INSTRUCTIONS FOR THE TASK. Pull out every line below containing the word "JSON".

Records about charts and figures:

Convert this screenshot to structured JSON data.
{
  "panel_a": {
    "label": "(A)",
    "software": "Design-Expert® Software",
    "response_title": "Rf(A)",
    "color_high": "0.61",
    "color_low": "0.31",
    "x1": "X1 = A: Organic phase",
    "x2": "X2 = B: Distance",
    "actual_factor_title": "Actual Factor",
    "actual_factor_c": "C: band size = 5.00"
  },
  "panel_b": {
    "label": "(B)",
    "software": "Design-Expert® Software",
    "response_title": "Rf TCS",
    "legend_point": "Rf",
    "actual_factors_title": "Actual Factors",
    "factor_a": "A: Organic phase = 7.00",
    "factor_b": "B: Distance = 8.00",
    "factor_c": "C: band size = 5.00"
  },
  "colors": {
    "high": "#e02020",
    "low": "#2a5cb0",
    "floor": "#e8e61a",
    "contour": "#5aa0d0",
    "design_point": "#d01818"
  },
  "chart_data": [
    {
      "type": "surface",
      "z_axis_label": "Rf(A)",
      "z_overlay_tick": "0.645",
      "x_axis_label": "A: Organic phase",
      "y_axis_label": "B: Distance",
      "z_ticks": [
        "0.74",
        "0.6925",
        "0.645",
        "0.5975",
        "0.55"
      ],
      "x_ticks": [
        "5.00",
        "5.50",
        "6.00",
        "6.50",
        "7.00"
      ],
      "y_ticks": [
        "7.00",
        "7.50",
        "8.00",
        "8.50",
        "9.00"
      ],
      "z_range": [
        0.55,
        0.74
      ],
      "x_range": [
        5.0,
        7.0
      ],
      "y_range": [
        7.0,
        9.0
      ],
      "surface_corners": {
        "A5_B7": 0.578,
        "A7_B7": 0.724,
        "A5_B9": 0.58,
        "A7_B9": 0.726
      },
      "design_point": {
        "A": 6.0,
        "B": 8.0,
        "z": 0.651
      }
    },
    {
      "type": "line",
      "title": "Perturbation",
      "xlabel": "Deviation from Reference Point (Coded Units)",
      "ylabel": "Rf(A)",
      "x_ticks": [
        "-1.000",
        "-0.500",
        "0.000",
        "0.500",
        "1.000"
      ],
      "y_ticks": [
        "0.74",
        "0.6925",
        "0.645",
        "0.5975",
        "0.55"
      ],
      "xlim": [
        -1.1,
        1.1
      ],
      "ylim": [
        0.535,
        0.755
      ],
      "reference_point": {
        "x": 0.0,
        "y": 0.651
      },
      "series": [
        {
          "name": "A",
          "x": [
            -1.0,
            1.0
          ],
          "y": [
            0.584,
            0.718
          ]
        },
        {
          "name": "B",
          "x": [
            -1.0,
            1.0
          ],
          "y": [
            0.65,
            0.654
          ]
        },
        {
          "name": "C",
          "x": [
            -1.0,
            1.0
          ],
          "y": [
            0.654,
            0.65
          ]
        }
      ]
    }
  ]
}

...

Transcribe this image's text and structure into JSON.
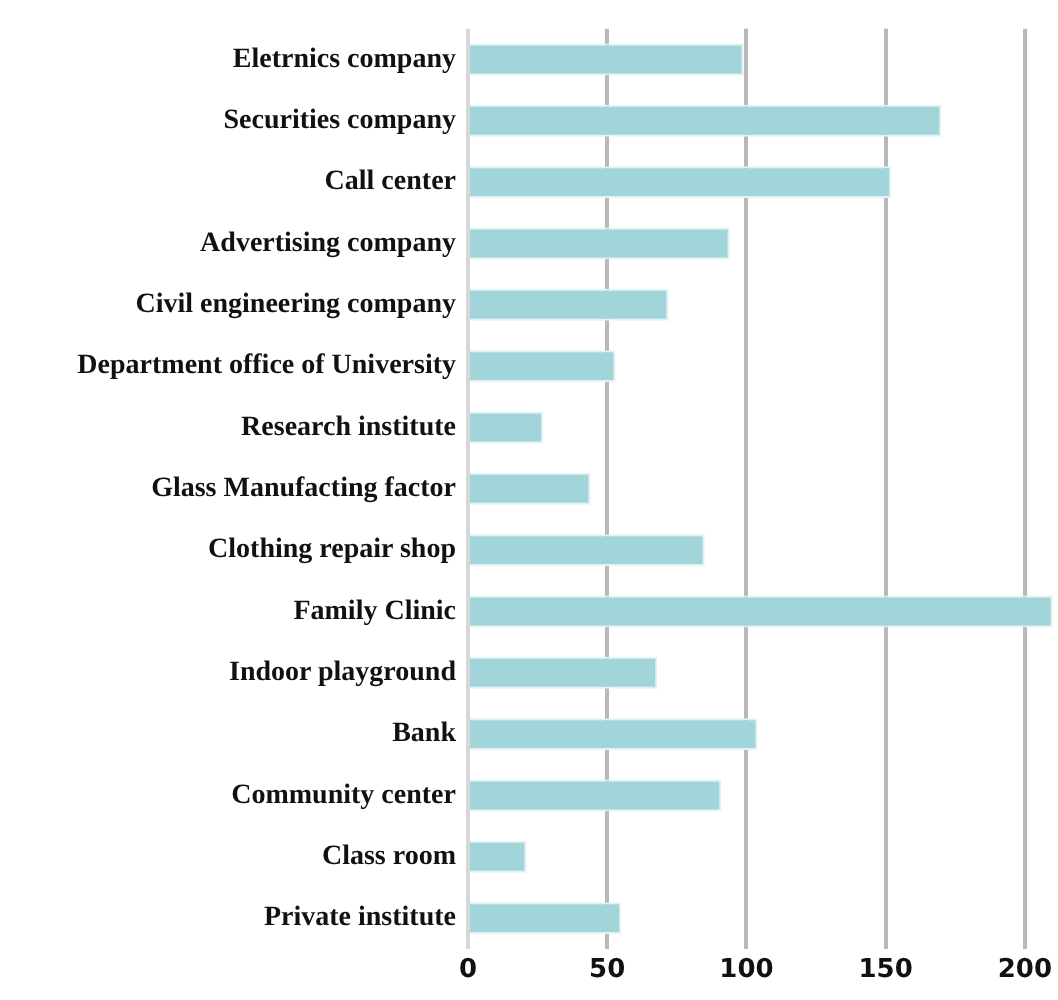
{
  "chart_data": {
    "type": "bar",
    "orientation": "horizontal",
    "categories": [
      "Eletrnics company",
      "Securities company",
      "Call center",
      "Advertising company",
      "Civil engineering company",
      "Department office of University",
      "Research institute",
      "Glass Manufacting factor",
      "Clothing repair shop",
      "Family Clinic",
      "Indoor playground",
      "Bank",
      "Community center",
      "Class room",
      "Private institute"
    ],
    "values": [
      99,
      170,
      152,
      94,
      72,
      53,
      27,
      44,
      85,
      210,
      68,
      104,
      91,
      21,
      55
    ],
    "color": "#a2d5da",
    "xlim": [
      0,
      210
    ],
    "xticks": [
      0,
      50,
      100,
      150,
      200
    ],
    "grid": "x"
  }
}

SOLUTION FOR THIS PROBLEM.
Convert this screenshot to structured JSON data.
Transcribe this image's text and structure into JSON.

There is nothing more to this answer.